** EXERCISE TASK **
Set down every entry word for word. Omit the pictures.

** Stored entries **

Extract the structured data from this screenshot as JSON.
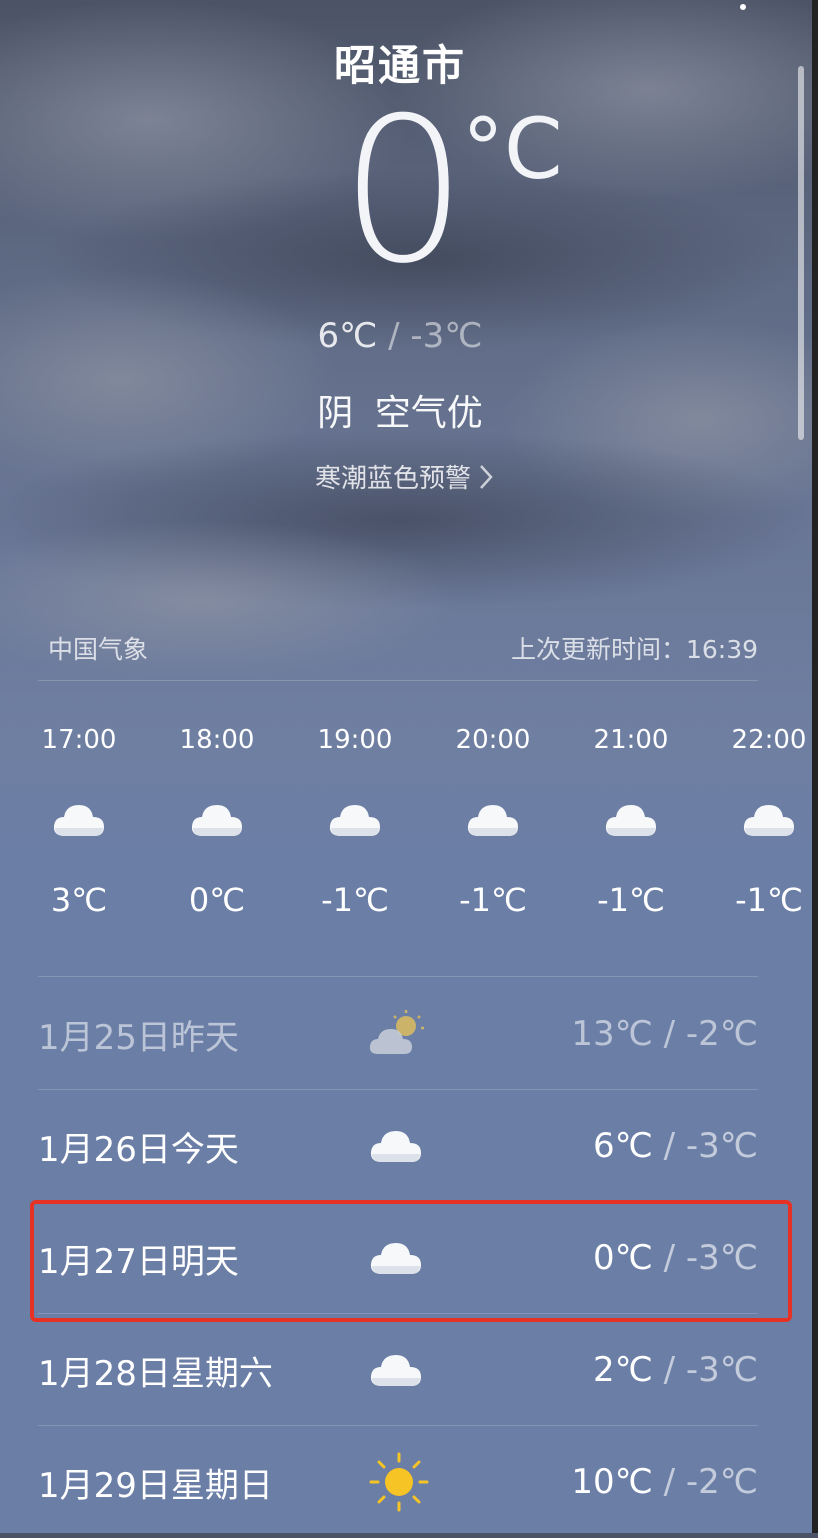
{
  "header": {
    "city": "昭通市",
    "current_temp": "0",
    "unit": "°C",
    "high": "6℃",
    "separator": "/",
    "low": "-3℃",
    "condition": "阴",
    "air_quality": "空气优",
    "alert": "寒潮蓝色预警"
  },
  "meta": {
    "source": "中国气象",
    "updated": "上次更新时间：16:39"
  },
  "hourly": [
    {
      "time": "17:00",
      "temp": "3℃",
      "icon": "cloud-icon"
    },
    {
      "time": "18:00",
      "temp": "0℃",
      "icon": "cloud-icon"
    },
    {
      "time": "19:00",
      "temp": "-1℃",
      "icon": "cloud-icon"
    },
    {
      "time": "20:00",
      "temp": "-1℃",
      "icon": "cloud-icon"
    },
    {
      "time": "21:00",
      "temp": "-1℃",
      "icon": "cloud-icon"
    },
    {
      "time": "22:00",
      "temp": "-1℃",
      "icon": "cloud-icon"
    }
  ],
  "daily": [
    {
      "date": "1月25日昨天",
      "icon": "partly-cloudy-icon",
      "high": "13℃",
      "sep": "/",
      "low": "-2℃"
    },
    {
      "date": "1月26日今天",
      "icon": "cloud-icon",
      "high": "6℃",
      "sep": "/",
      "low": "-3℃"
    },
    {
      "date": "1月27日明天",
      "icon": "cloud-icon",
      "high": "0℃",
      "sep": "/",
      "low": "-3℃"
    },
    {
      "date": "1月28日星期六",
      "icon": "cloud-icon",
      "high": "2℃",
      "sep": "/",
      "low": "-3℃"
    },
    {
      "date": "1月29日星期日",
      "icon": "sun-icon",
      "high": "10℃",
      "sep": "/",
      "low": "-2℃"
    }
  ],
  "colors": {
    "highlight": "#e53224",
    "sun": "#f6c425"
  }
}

** SOLUTION FOR THIS TASK **
Extract the structured data from this screenshot as JSON.
{
  "header": {
    "city": "昭通市",
    "current_temp": "0",
    "unit": "°C",
    "high": "6℃",
    "separator": "/",
    "low": "-3℃",
    "condition": "阴",
    "air_quality": "空气优",
    "alert": "寒潮蓝色预警"
  },
  "meta": {
    "source": "中国气象",
    "updated": "上次更新时间：16:39"
  },
  "hourly": [
    {
      "time": "17:00",
      "temp": "3℃",
      "icon": "cloud-icon"
    },
    {
      "time": "18:00",
      "temp": "0℃",
      "icon": "cloud-icon"
    },
    {
      "time": "19:00",
      "temp": "-1℃",
      "icon": "cloud-icon"
    },
    {
      "time": "20:00",
      "temp": "-1℃",
      "icon": "cloud-icon"
    },
    {
      "time": "21:00",
      "temp": "-1℃",
      "icon": "cloud-icon"
    },
    {
      "time": "22:00",
      "temp": "-1℃",
      "icon": "cloud-icon"
    }
  ],
  "daily": [
    {
      "date": "1月25日昨天",
      "icon": "partly-cloudy-icon",
      "high": "13℃",
      "sep": "/",
      "low": "-2℃"
    },
    {
      "date": "1月26日今天",
      "icon": "cloud-icon",
      "high": "6℃",
      "sep": "/",
      "low": "-3℃"
    },
    {
      "date": "1月27日明天",
      "icon": "cloud-icon",
      "high": "0℃",
      "sep": "/",
      "low": "-3℃"
    },
    {
      "date": "1月28日星期六",
      "icon": "cloud-icon",
      "high": "2℃",
      "sep": "/",
      "low": "-3℃"
    },
    {
      "date": "1月29日星期日",
      "icon": "sun-icon",
      "high": "10℃",
      "sep": "/",
      "low": "-2℃"
    }
  ],
  "colors": {
    "highlight": "#e53224",
    "sun": "#f6c425"
  }
}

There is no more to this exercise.